■ **Exercise prompt**: Every line that holds the string "JSON" is to be identified and copied.
#### Data excerpts
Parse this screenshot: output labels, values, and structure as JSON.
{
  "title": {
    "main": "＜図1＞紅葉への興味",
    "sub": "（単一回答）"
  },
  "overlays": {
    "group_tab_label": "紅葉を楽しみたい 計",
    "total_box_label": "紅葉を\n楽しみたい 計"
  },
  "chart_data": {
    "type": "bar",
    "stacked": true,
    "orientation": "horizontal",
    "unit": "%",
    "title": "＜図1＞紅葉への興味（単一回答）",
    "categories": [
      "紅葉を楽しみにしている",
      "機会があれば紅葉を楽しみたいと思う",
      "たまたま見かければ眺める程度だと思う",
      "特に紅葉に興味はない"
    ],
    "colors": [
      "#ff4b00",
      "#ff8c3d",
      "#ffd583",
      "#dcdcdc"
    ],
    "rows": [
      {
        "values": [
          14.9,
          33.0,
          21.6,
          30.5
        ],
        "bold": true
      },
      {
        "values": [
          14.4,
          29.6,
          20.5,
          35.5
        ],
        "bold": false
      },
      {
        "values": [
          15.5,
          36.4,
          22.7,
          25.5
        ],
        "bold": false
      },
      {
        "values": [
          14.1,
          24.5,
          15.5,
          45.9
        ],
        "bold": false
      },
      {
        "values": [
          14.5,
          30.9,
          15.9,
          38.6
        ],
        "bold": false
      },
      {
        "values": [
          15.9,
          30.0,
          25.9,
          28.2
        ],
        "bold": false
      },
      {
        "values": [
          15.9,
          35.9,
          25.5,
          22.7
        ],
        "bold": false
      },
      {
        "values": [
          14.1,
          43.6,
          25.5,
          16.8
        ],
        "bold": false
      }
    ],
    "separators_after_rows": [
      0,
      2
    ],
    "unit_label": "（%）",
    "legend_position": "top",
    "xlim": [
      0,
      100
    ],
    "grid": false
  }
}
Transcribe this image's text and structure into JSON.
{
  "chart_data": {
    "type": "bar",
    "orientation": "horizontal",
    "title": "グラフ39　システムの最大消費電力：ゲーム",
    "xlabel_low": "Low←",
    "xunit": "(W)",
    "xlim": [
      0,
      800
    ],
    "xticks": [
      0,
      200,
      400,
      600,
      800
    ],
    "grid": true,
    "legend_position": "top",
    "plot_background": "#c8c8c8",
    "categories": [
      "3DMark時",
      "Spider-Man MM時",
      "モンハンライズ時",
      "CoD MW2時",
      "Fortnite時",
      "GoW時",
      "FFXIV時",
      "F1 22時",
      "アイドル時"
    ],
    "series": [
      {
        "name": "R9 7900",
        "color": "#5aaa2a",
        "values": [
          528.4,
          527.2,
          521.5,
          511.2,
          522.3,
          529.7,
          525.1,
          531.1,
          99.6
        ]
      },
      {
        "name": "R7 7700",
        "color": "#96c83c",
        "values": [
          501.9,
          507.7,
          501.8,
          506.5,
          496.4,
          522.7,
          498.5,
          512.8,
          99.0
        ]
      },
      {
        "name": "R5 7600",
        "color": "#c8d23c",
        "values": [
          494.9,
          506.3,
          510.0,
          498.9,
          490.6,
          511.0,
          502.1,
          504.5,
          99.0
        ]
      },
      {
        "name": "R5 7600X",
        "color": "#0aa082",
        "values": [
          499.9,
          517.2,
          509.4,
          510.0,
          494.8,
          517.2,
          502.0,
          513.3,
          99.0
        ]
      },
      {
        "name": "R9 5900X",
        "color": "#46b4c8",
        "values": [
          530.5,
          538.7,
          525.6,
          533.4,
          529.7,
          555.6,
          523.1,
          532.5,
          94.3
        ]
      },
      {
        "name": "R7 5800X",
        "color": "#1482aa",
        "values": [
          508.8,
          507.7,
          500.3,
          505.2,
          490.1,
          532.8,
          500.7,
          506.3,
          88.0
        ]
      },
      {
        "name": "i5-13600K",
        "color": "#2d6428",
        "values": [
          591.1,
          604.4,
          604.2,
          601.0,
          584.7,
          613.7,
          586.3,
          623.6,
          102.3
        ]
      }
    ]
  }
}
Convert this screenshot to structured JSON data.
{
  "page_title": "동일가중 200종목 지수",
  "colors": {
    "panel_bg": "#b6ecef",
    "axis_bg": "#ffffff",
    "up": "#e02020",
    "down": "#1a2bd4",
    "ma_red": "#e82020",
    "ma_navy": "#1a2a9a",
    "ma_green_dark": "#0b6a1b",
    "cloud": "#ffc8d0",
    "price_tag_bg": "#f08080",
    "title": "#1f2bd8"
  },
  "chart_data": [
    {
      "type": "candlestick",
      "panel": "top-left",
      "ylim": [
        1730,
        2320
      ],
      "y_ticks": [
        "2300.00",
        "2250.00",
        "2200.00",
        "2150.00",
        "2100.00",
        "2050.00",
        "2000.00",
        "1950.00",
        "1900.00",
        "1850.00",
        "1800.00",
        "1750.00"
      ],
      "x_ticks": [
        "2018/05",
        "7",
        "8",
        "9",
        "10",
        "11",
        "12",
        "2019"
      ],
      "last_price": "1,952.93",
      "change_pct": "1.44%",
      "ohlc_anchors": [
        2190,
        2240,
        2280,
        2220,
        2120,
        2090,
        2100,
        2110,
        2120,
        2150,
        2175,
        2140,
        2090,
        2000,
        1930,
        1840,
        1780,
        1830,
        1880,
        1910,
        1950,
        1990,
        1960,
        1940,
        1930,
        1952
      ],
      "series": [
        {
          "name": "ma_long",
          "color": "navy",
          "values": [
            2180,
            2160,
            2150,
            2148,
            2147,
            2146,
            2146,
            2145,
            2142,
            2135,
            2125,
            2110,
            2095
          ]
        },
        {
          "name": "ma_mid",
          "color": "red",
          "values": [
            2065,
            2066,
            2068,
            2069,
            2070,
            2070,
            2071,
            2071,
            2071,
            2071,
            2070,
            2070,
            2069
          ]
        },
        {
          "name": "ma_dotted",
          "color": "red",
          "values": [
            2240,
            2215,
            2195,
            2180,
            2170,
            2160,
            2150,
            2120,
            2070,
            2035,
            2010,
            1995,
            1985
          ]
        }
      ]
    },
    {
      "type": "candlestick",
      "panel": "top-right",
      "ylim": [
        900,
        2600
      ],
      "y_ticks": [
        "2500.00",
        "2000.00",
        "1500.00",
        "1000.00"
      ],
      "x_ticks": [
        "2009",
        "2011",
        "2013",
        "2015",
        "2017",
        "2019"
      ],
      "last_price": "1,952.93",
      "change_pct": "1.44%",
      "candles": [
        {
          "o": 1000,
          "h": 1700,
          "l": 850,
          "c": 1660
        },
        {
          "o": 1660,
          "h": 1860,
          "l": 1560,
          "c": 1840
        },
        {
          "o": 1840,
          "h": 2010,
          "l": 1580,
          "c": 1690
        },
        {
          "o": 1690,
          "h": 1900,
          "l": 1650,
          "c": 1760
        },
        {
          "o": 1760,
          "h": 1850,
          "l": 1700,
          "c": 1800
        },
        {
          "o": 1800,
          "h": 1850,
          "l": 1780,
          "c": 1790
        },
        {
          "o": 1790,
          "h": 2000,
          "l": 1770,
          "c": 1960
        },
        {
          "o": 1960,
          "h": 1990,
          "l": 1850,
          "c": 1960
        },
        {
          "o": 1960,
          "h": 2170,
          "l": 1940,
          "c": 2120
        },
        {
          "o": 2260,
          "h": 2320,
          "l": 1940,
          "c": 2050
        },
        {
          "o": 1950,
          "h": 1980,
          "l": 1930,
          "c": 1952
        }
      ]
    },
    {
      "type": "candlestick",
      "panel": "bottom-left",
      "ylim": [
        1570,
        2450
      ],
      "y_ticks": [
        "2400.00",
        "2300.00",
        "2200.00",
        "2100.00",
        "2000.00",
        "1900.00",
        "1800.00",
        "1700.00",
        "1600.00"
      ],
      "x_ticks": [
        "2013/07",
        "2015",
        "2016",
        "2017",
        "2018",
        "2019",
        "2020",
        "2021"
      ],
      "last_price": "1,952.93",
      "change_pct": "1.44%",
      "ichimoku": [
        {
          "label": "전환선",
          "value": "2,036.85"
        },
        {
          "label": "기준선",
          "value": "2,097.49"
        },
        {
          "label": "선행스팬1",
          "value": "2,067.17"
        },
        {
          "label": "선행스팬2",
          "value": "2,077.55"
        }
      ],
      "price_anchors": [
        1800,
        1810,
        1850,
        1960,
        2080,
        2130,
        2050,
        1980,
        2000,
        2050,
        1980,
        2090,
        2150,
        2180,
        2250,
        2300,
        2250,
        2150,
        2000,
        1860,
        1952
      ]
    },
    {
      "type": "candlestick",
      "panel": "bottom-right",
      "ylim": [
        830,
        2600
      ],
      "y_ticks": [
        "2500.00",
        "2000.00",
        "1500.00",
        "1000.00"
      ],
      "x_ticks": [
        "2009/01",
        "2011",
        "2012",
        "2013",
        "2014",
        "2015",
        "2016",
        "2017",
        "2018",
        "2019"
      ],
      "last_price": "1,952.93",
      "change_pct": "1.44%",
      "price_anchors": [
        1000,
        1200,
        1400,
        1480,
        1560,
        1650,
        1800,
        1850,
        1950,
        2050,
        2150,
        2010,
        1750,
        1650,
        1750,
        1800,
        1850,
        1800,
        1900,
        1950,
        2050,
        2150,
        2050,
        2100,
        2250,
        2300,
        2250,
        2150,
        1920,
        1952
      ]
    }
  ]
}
########
■ **Task output**:
Parse this screenshot: output labels, values, and structure as JSON.
Transcribe this image's text and structure into JSON.
Convert this screenshot to structured JSON data.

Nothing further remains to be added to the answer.